**Data entries:**
>> Begin

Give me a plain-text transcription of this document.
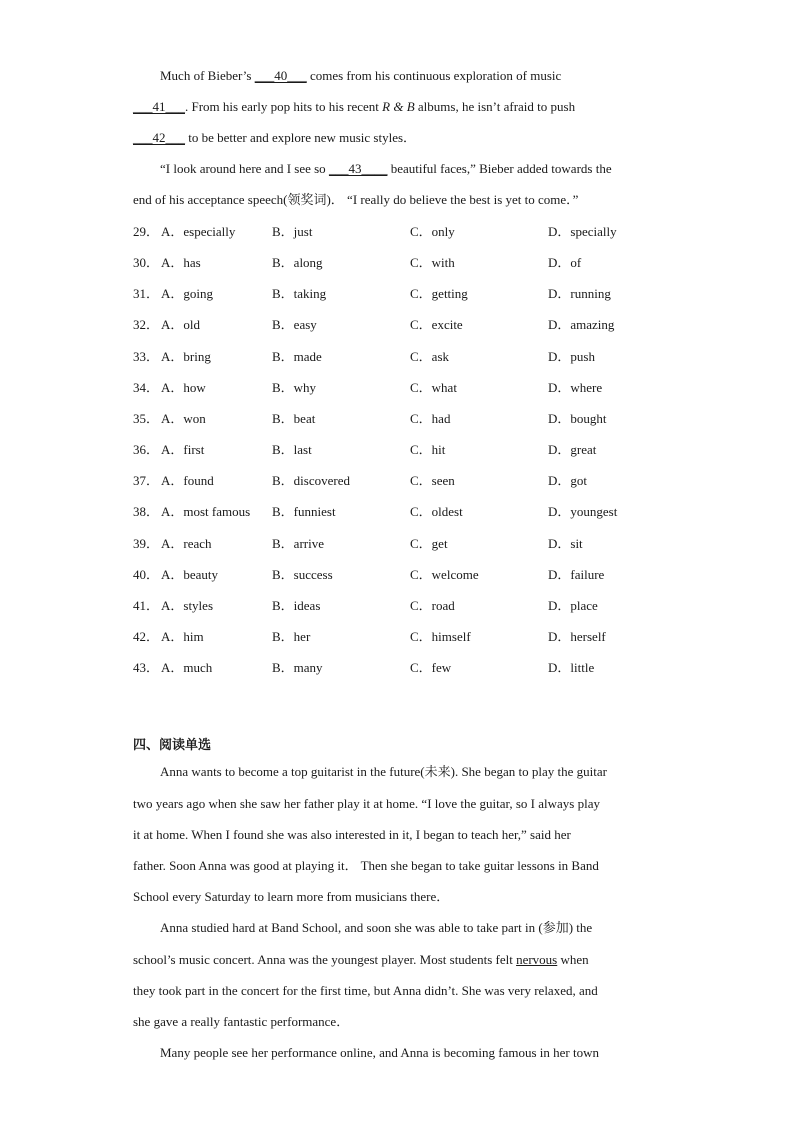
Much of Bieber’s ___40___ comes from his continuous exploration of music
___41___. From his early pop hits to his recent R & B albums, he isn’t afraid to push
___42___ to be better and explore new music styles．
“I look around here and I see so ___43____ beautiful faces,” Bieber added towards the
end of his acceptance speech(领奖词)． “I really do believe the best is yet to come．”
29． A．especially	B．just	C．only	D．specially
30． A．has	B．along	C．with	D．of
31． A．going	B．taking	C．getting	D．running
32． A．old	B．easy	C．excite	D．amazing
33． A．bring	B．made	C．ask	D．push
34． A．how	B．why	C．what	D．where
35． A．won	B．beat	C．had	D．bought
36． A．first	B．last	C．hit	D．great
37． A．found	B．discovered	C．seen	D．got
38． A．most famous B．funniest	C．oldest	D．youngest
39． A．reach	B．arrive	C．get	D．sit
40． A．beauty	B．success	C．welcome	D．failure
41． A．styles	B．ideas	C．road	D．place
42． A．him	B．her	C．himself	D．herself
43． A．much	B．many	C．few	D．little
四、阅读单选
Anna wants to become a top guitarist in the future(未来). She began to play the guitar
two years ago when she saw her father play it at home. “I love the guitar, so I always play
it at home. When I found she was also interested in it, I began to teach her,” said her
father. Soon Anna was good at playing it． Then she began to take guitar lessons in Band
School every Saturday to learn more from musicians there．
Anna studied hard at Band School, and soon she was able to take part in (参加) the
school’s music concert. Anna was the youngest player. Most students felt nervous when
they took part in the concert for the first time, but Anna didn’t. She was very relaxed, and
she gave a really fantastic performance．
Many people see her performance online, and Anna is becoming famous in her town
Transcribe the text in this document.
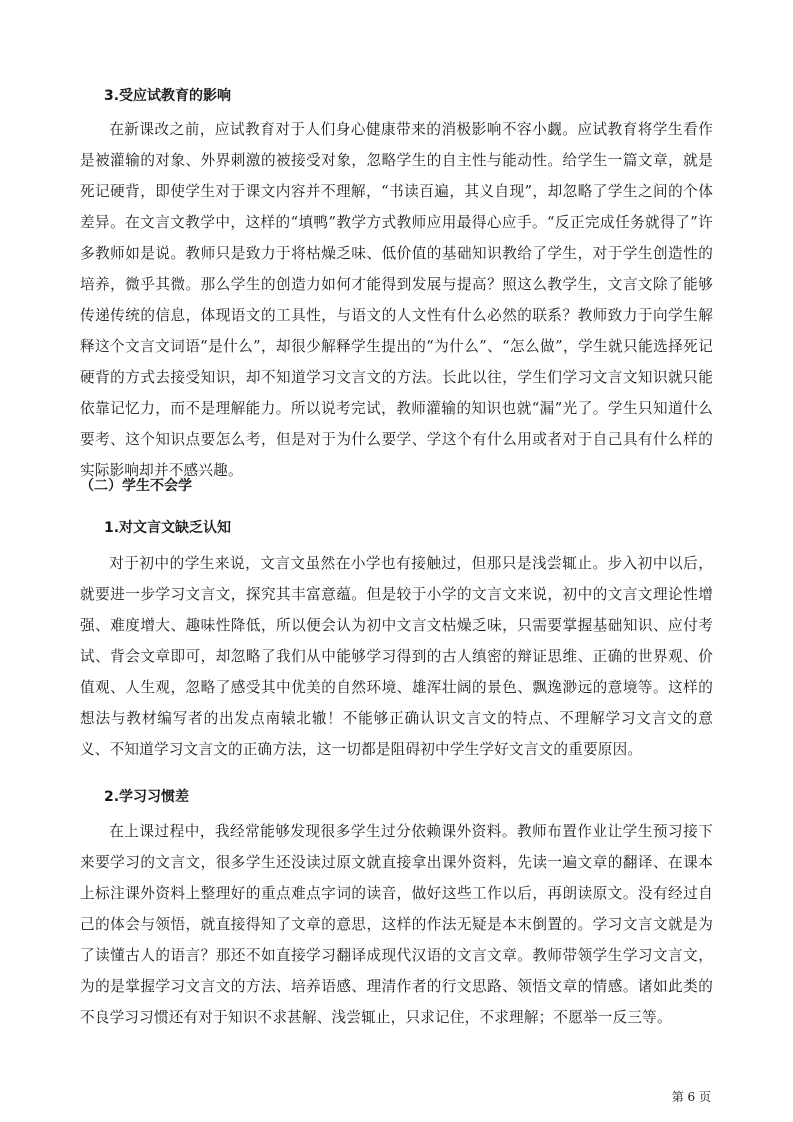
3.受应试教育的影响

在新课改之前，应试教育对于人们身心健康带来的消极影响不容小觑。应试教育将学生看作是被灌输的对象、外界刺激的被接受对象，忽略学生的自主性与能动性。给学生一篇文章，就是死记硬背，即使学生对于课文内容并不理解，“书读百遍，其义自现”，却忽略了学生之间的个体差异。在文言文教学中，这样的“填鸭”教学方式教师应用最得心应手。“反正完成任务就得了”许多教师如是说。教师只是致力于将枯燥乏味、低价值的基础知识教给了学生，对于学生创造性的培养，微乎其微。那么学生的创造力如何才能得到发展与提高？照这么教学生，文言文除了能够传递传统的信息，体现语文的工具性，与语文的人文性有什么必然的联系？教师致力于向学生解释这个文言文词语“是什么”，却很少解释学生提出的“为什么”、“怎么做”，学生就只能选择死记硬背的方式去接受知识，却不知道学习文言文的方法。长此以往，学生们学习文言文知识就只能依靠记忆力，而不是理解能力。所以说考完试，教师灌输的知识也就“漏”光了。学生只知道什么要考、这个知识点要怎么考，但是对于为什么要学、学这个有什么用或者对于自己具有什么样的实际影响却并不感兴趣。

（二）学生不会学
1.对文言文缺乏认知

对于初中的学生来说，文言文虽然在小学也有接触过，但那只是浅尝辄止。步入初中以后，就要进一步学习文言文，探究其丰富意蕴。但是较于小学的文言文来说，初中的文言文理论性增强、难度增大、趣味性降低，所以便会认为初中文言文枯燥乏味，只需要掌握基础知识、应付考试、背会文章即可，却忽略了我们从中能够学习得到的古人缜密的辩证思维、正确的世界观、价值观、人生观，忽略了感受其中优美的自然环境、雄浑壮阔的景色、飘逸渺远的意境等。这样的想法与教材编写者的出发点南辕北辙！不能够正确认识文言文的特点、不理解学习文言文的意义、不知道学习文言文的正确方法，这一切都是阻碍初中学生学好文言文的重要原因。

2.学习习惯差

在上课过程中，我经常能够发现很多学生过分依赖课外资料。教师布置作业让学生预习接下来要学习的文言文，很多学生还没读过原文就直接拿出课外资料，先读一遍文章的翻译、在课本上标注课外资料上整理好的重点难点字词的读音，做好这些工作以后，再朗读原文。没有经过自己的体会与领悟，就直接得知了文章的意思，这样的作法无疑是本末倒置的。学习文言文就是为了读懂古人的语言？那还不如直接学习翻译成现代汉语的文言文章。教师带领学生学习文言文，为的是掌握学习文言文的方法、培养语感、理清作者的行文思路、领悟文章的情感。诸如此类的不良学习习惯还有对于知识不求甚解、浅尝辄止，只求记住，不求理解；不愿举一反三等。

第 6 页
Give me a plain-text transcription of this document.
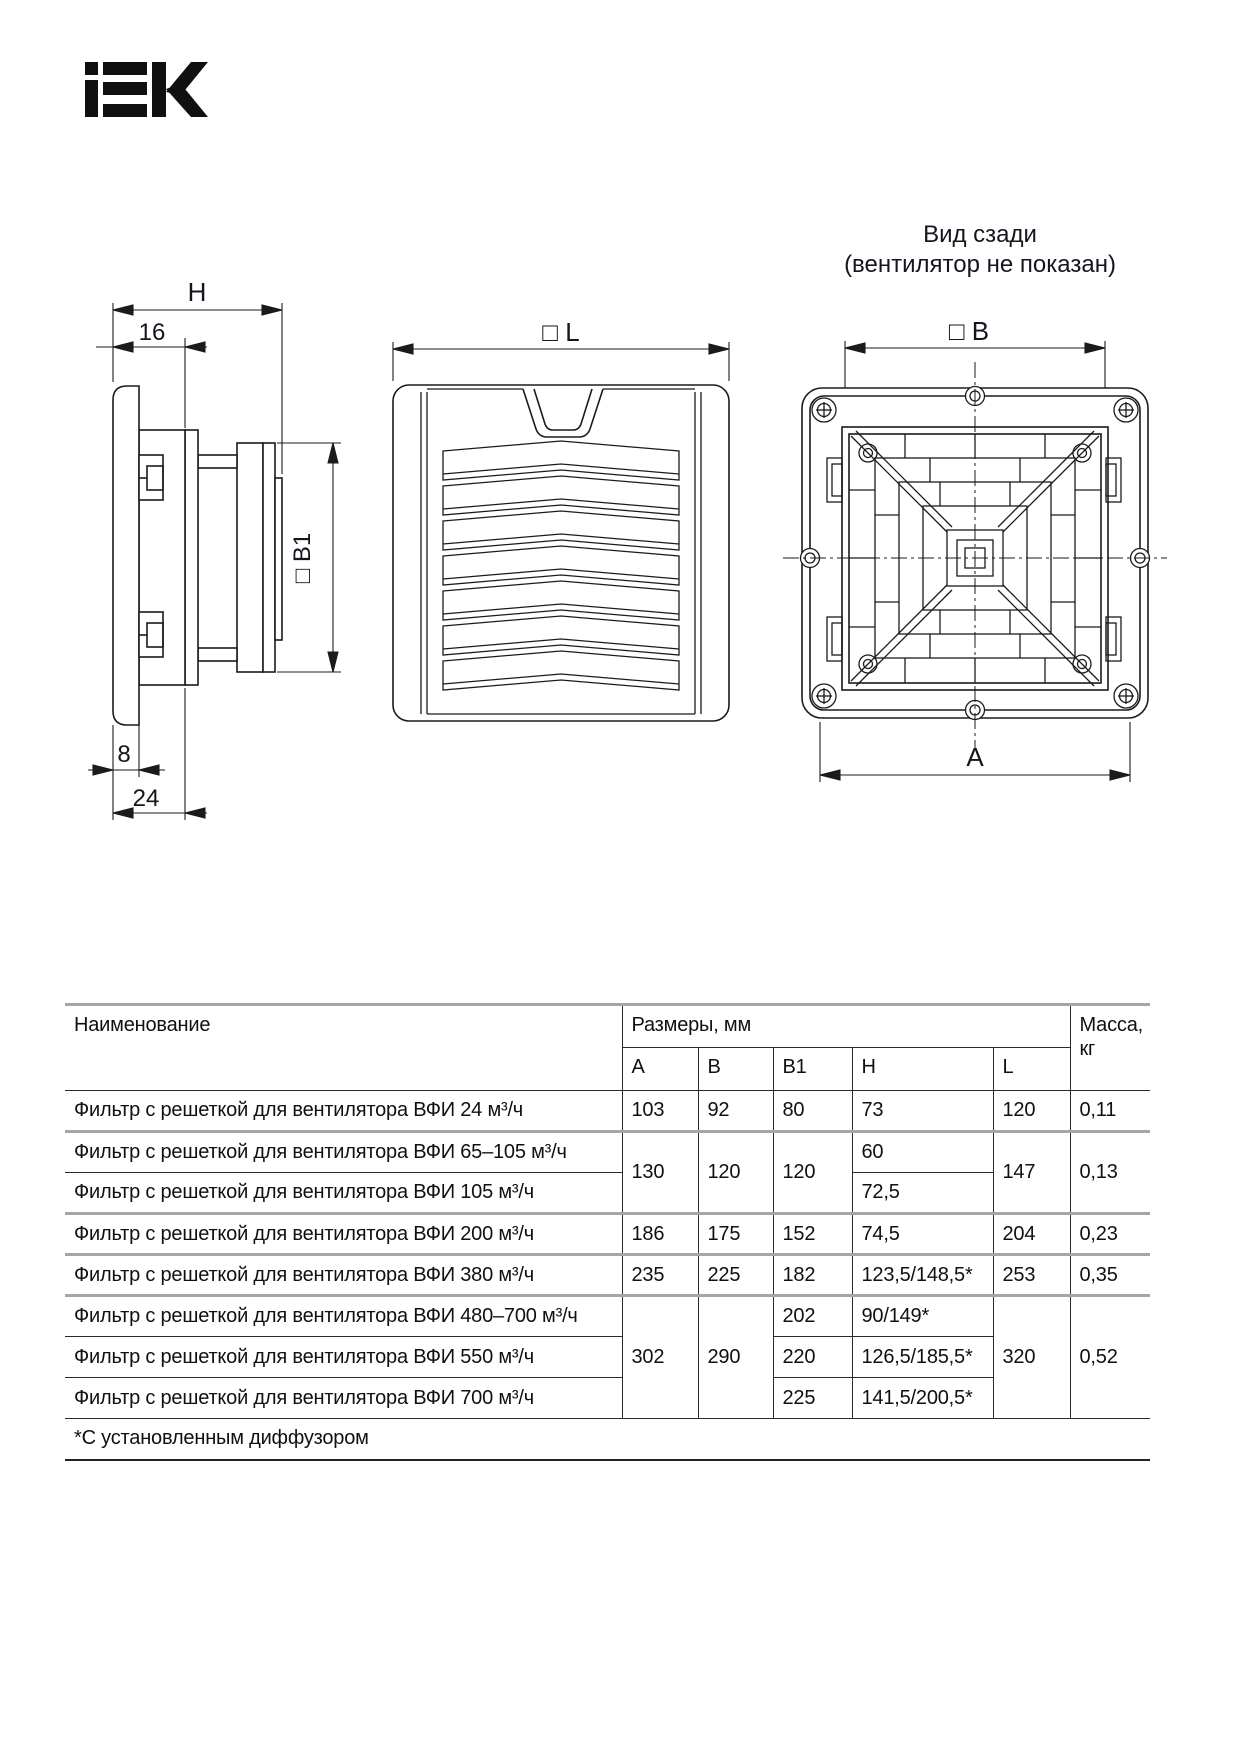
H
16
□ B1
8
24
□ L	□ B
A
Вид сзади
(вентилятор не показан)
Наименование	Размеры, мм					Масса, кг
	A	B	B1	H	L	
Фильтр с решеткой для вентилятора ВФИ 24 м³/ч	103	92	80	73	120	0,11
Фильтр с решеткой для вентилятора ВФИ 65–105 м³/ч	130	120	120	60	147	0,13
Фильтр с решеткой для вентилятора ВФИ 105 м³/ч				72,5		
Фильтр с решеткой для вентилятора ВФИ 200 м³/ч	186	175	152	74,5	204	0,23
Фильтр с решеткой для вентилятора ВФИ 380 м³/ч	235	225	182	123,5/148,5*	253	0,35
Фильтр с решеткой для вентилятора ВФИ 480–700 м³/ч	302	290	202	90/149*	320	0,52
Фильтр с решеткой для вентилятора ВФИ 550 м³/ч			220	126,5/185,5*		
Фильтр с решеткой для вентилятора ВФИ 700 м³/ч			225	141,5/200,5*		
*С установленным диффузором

>> End

**What you will do:** Go back to the records above and write them out exactly, without the pictures.

**Written solution:**
Give me a plain-text transcription of this document.
Much of Bieber’s ___40___ comes from his continuous exploration of music
___41___. From his early pop hits to his recent R & B albums, he isn’t afraid to push
___42___ to be better and explore new music styles．
“I look around here and I see so ___43____ beautiful faces,” Bieber added towards the
end of his acceptance speech(领奖词)． “I really do believe the best is yet to come．”
29． A．especially	B．just	C．only	D．specially
30． A．has	B．along	C．with	D．of
31． A．going	B．taking	C．getting	D．running
32． A．old	B．easy	C．excite	D．amazing
33． A．bring	B．made	C．ask	D．push
34． A．how	B．why	C．what	D．where
35． A．won	B．beat	C．had	D．bought
36． A．first	B．last	C．hit	D．great
37． A．found	B．discovered	C．seen	D．got
38． A．most famous B．funniest	C．oldest	D．youngest
39． A．reach	B．arrive	C．get	D．sit
40． A．beauty	B．success	C．welcome	D．failure
41． A．styles	B．ideas	C．road	D．place
42． A．him	B．her	C．himself	D．herself
43． A．much	B．many	C．few	D．little
四、阅读单选
Anna wants to become a top guitarist in the future(未来). She began to play the guitar
two years ago when she saw her father play it at home. “I love the guitar, so I always play
it at home. When I found she was also interested in it, I began to teach her,” said her
father. Soon Anna was good at playing it． Then she began to take guitar lessons in Band
School every Saturday to learn more from musicians there．
Anna studied hard at Band School, and soon she was able to take part in (参加) the
school’s music concert. Anna was the youngest player. Most students felt nervous when
they took part in the concert for the first time, but Anna didn’t. She was very relaxed, and
she gave a really fantastic performance．
Many people see her performance online, and Anna is becoming famous in her town
Transcribe the text in this document.
3.受应试教育的影响

在新课改之前，应试教育对于人们身心健康带来的消极影响不容小觑。应试教育将学生看作是被灌输的对象、外界刺激的被接受对象，忽略学生的自主性与能动性。给学生一篇文章，就是死记硬背，即使学生对于课文内容并不理解，“书读百遍，其义自现”，却忽略了学生之间的个体差异。在文言文教学中，这样的“填鸭”教学方式教师应用最得心应手。“反正完成任务就得了”许多教师如是说。教师只是致力于将枯燥乏味、低价值的基础知识教给了学生，对于学生创造性的培养，微乎其微。那么学生的创造力如何才能得到发展与提高？照这么教学生，文言文除了能够传递传统的信息，体现语文的工具性，与语文的人文性有什么必然的联系？教师致力于向学生解释这个文言文词语“是什么”，却很少解释学生提出的“为什么”、“怎么做”，学生就只能选择死记硬背的方式去接受知识，却不知道学习文言文的方法。长此以往，学生们学习文言文知识就只能依靠记忆力，而不是理解能力。所以说考完试，教师灌输的知识也就“漏”光了。学生只知道什么要考、这个知识点要怎么考，但是对于为什么要学、学这个有什么用或者对于自己具有什么样的实际影响却并不感兴趣。

（二）学生不会学
1.对文言文缺乏认知

对于初中的学生来说，文言文虽然在小学也有接触过，但那只是浅尝辄止。步入初中以后，就要进一步学习文言文，探究其丰富意蕴。但是较于小学的文言文来说，初中的文言文理论性增强、难度增大、趣味性降低，所以便会认为初中文言文枯燥乏味，只需要掌握基础知识、应付考试、背会文章即可，却忽略了我们从中能够学习得到的古人缜密的辩证思维、正确的世界观、价值观、人生观，忽略了感受其中优美的自然环境、雄浑壮阔的景色、飘逸渺远的意境等。这样的想法与教材编写者的出发点南辕北辙！不能够正确认识文言文的特点、不理解学习文言文的意义、不知道学习文言文的正确方法，这一切都是阻碍初中学生学好文言文的重要原因。

2.学习习惯差

在上课过程中，我经常能够发现很多学生过分依赖课外资料。教师布置作业让学生预习接下来要学习的文言文，很多学生还没读过原文就直接拿出课外资料，先读一遍文章的翻译、在课本上标注课外资料上整理好的重点难点字词的读音，做好这些工作以后，再朗读原文。没有经过自己的体会与领悟，就直接得知了文章的意思，这样的作法无疑是本末倒置的。学习文言文就是为了读懂古人的语言？那还不如直接学习翻译成现代汉语的文言文章。教师带领学生学习文言文，为的是掌握学习文言文的方法、培养语感、理清作者的行文思路、领悟文章的情感。诸如此类的不良学习习惯还有对于知识不求甚解、浅尝辄止，只求记住，不求理解；不愿举一反三等。

第 6 页
Give me a plain-text transcription of this document.
H
16
□ B1
8
24
□ L	□ B
A
Вид сзади
(вентилятор не показан)
Наименование	Размеры, мм					Масса, кг
	A	B	B1	H	L	
Фильтр с решеткой для вентилятора ВФИ 24 м³/ч	103	92	80	73	120	0,11
Фильтр с решеткой для вентилятора ВФИ 65–105 м³/ч	130	120	120	60	147	0,13
Фильтр с решеткой для вентилятора ВФИ 105 м³/ч				72,5		
Фильтр с решеткой для вентилятора ВФИ 200 м³/ч	186	175	152	74,5	204	0,23
Фильтр с решеткой для вентилятора ВФИ 380 м³/ч	235	225	182	123,5/148,5*	253	0,35
Фильтр с решеткой для вентилятора ВФИ 480–700 м³/ч	302	290	202	90/149*	320	0,52
Фильтр с решеткой для вентилятора ВФИ 550 м³/ч			220	126,5/185,5*		
Фильтр с решеткой для вентилятора ВФИ 700 м³/ч			225	141,5/200,5*		
*С установленным диффузором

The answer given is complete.